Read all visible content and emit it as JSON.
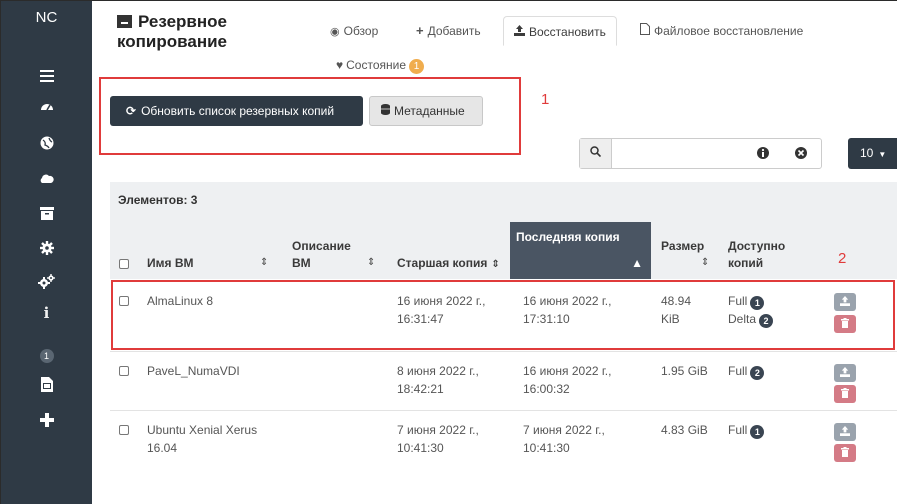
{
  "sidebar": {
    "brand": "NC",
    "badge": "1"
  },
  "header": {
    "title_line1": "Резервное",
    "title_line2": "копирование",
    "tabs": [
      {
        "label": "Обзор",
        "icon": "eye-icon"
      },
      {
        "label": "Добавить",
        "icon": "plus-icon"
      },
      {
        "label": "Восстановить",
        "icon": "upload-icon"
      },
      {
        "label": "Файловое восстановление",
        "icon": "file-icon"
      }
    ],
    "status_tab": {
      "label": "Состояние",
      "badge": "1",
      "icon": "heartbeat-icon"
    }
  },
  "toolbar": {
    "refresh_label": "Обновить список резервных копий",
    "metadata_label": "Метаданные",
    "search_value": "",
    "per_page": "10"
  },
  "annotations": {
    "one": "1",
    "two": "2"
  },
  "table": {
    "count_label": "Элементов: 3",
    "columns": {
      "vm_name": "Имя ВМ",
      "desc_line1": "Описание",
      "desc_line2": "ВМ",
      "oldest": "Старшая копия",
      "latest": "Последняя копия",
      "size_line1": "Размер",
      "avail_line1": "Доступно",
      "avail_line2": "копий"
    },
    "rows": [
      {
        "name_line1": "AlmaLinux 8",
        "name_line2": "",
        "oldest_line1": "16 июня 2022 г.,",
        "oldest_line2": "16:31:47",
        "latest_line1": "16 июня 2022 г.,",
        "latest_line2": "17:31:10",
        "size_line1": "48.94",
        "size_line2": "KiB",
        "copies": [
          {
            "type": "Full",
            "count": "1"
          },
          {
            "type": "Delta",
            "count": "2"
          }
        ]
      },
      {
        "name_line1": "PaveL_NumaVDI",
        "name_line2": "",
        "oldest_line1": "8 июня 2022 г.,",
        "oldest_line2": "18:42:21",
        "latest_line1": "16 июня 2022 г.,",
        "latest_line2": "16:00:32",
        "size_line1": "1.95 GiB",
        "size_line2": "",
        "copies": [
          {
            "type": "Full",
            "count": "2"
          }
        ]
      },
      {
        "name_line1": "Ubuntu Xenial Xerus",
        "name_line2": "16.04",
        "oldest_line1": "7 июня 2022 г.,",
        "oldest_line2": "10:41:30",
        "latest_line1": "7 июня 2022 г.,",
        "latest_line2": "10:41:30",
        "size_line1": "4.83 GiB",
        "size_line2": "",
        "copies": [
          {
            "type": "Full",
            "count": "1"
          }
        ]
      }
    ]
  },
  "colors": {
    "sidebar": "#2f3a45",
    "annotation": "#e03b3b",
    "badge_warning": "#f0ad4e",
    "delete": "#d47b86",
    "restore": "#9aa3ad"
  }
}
------
* [GIVEN PROBLEM]: Your answer should be only a number: how many lines of the data above contain the string "июня"?

* [SOLUTION]: 6